#### Working data
>>>>>

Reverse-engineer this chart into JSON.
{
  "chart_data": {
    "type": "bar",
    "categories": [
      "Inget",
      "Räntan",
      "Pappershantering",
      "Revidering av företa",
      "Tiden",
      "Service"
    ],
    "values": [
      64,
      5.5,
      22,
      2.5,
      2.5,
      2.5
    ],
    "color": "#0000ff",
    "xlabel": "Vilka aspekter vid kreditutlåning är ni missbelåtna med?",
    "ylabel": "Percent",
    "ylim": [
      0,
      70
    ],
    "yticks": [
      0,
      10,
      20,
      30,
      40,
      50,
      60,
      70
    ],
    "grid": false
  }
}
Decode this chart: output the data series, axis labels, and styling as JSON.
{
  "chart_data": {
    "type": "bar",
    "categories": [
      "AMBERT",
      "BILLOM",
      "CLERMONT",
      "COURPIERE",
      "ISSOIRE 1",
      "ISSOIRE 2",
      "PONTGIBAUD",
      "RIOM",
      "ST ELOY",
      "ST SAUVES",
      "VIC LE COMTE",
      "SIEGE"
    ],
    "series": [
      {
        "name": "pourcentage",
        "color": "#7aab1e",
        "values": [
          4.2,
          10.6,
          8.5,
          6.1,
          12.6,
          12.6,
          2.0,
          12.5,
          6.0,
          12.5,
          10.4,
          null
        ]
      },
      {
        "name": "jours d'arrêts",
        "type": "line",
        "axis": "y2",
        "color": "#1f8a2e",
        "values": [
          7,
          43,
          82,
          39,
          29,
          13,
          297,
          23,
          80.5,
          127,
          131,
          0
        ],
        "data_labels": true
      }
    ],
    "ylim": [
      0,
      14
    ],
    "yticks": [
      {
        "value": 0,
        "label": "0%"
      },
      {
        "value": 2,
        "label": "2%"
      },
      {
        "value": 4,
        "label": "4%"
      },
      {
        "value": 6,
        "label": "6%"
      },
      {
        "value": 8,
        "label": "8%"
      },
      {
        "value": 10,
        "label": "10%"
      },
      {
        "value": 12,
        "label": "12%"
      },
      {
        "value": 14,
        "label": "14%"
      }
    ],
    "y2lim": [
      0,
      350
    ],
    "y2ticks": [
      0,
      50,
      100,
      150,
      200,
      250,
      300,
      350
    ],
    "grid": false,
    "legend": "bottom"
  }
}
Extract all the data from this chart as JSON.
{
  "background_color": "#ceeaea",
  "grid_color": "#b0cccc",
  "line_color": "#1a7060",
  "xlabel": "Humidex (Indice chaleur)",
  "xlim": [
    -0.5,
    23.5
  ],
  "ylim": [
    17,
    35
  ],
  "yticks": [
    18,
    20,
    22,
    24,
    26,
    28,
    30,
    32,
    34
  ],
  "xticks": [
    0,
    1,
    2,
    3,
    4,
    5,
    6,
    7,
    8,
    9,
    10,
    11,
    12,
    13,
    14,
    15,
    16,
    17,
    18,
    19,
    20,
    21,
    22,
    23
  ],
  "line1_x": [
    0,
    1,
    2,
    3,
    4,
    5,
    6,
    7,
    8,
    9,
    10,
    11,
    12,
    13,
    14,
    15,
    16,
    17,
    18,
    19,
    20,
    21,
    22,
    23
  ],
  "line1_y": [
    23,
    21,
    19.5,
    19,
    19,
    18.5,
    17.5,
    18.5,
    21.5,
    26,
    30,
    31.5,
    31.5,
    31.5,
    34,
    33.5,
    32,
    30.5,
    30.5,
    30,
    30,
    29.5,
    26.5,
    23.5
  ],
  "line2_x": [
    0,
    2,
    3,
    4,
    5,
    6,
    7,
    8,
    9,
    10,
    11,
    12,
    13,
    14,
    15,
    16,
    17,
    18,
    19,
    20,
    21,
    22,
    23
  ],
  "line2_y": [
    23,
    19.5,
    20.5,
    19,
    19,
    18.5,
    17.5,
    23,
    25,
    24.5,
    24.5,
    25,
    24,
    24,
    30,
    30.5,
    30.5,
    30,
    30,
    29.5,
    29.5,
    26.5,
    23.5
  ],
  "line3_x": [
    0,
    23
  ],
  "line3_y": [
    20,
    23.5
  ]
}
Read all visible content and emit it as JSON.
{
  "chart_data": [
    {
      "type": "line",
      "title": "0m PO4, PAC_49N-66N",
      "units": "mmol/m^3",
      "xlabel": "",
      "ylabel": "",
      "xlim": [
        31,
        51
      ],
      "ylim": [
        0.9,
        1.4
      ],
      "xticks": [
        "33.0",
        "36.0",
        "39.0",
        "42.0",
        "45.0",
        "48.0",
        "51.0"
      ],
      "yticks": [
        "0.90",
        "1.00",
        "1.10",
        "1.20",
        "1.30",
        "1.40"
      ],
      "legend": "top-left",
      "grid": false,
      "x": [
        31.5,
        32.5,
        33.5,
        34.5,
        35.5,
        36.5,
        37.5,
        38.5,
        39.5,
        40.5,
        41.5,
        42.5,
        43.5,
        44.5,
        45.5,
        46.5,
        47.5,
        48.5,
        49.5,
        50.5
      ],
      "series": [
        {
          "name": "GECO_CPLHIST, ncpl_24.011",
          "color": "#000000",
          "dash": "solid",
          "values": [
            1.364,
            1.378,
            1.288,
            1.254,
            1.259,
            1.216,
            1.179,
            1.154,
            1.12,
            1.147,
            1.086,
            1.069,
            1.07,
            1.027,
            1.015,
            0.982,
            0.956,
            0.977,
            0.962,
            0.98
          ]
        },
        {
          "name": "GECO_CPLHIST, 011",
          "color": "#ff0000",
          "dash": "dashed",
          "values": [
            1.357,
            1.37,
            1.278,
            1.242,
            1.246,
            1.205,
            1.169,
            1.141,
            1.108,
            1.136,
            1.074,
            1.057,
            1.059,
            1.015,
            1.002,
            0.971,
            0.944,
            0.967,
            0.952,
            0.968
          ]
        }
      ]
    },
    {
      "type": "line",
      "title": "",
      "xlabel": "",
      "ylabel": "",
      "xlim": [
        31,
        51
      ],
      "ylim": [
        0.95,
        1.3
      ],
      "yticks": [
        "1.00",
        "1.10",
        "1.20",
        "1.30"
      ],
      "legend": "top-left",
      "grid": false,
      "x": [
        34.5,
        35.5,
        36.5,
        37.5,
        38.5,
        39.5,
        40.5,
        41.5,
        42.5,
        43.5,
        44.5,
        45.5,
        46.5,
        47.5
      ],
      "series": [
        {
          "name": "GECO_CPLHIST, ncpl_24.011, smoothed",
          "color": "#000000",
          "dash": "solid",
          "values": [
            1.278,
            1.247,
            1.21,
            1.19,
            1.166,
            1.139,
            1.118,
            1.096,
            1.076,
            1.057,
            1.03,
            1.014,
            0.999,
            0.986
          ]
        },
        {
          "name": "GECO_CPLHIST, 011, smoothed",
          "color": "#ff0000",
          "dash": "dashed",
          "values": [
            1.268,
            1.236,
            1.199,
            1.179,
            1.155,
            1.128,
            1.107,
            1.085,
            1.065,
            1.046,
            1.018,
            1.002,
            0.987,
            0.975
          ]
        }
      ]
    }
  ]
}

<<<<<

#### Written problem
From the records above, pull out each line that has "name".

#### Solution to the problem
        "name": "pourcentage",
        "name": "jours d'arrêts",
          "name": "GECO_CPLHIST, ncpl_24.011",
          "name": "GECO_CPLHIST, 011",
          "name": "GECO_CPLHIST, ncpl_24.011, smoothed",
          "name": "GECO_CPLHIST, 011, smoothed",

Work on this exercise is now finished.